Exercise ▸
Below are some records; reproduce every one of them exactly.

Supplied data ▸
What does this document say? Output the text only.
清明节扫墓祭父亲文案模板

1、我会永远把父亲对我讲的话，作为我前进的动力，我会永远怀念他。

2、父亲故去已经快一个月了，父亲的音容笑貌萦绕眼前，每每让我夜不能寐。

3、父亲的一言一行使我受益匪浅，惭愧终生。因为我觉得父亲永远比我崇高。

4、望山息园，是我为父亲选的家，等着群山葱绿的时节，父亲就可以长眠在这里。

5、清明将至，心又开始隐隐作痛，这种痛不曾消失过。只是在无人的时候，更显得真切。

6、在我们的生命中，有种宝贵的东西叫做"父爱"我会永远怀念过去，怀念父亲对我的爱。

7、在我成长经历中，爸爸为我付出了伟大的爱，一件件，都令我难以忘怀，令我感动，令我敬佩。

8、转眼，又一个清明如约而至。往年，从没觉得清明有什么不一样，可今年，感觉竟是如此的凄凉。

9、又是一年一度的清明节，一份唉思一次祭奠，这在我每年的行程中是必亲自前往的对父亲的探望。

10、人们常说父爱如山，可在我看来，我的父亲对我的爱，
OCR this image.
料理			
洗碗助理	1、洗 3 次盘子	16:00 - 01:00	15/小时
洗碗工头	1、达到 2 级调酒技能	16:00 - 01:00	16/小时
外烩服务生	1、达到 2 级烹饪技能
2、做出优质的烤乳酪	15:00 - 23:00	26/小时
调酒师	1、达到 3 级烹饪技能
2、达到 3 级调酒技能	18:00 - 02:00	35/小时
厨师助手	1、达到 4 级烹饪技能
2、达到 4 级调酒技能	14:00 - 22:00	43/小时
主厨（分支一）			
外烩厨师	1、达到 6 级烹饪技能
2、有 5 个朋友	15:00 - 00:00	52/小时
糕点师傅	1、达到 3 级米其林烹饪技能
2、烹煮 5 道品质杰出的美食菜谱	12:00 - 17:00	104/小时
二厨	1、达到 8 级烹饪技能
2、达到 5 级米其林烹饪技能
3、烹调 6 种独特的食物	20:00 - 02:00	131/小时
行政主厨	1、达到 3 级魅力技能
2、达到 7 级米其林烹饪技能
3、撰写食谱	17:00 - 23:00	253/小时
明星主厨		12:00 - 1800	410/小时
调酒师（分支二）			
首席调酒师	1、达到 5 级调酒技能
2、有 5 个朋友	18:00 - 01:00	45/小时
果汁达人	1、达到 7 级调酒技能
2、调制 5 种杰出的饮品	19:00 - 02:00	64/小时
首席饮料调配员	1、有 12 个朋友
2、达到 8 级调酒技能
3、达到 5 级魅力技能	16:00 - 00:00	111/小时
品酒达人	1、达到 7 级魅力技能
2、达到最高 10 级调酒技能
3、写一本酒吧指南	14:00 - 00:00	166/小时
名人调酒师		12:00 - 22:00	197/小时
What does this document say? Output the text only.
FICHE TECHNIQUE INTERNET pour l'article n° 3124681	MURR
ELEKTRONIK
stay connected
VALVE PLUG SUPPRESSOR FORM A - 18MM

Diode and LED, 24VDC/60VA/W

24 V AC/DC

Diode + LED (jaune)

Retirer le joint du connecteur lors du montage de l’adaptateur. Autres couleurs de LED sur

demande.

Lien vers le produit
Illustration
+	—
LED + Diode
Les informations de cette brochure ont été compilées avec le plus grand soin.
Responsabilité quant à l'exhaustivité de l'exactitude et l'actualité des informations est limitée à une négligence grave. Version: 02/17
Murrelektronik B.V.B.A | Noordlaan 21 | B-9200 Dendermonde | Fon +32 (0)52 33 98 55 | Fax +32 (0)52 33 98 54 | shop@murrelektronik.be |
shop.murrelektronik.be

Full solution ▸
What does this document say? Output the text only.
清明节扫墓祭父亲文案模板

1、我会永远把父亲对我讲的话，作为我前进的动力，我会永远怀念他。

2、父亲故去已经快一个月了，父亲的音容笑貌萦绕眼前，每每让我夜不能寐。

3、父亲的一言一行使我受益匪浅，惭愧终生。因为我觉得父亲永远比我崇高。

4、望山息园，是我为父亲选的家，等着群山葱绿的时节，父亲就可以长眠在这里。

5、清明将至，心又开始隐隐作痛，这种痛不曾消失过。只是在无人的时候，更显得真切。

6、在我们的生命中，有种宝贵的东西叫做"父爱"我会永远怀念过去，怀念父亲对我的爱。

7、在我成长经历中，爸爸为我付出了伟大的爱，一件件，都令我难以忘怀，令我感动，令我敬佩。

8、转眼，又一个清明如约而至。往年，从没觉得清明有什么不一样，可今年，感觉竟是如此的凄凉。

9、又是一年一度的清明节，一份唉思一次祭奠，这在我每年的行程中是必亲自前往的对父亲的探望。

10、人们常说父爱如山，可在我看来，我的父亲对我的爱，
OCR this image.
料理			
洗碗助理	1、洗 3 次盘子	16:00 - 01:00	15/小时
洗碗工头	1、达到 2 级调酒技能	16:00 - 01:00	16/小时
外烩服务生	1、达到 2 级烹饪技能
2、做出优质的烤乳酪	15:00 - 23:00	26/小时
调酒师	1、达到 3 级烹饪技能
2、达到 3 级调酒技能	18:00 - 02:00	35/小时
厨师助手	1、达到 4 级烹饪技能
2、达到 4 级调酒技能	14:00 - 22:00	43/小时
主厨（分支一）			
外烩厨师	1、达到 6 级烹饪技能
2、有 5 个朋友	15:00 - 00:00	52/小时
糕点师傅	1、达到 3 级米其林烹饪技能
2、烹煮 5 道品质杰出的美食菜谱	12:00 - 17:00	104/小时
二厨	1、达到 8 级烹饪技能
2、达到 5 级米其林烹饪技能
3、烹调 6 种独特的食物	20:00 - 02:00	131/小时
行政主厨	1、达到 3 级魅力技能
2、达到 7 级米其林烹饪技能
3、撰写食谱	17:00 - 23:00	253/小时
明星主厨		12:00 - 1800	410/小时
调酒师（分支二）			
首席调酒师	1、达到 5 级调酒技能
2、有 5 个朋友	18:00 - 01:00	45/小时
果汁达人	1、达到 7 级调酒技能
2、调制 5 种杰出的饮品	19:00 - 02:00	64/小时
首席饮料调配员	1、有 12 个朋友
2、达到 8 级调酒技能
3、达到 5 级魅力技能	16:00 - 00:00	111/小时
品酒达人	1、达到 7 级魅力技能
2、达到最高 10 级调酒技能
3、写一本酒吧指南	14:00 - 00:00	166/小时
名人调酒师		12:00 - 22:00	197/小时
What does this document say? Output the text only.
FICHE TECHNIQUE INTERNET pour l'article n° 3124681	MURR
ELEKTRONIK
stay connected
VALVE PLUG SUPPRESSOR FORM A - 18MM

Diode and LED, 24VDC/60VA/W

24 V AC/DC

Diode + LED (jaune)

Retirer le joint du connecteur lors du montage de l’adaptateur. Autres couleurs de LED sur

demande.

Lien vers le produit
Illustration
+	—
LED + Diode
Les informations de cette brochure ont été compilées avec le plus grand soin.
Responsabilité quant à l'exhaustivité de l'exactitude et l'actualité des informations est limitée à une négligence grave. Version: 02/17
Murrelektronik B.V.B.A | Noordlaan 21 | B-9200 Dendermonde | Fon +32 (0)52 33 98 55 | Fax +32 (0)52 33 98 54 | shop@murrelektronik.be |
shop.murrelektronik.be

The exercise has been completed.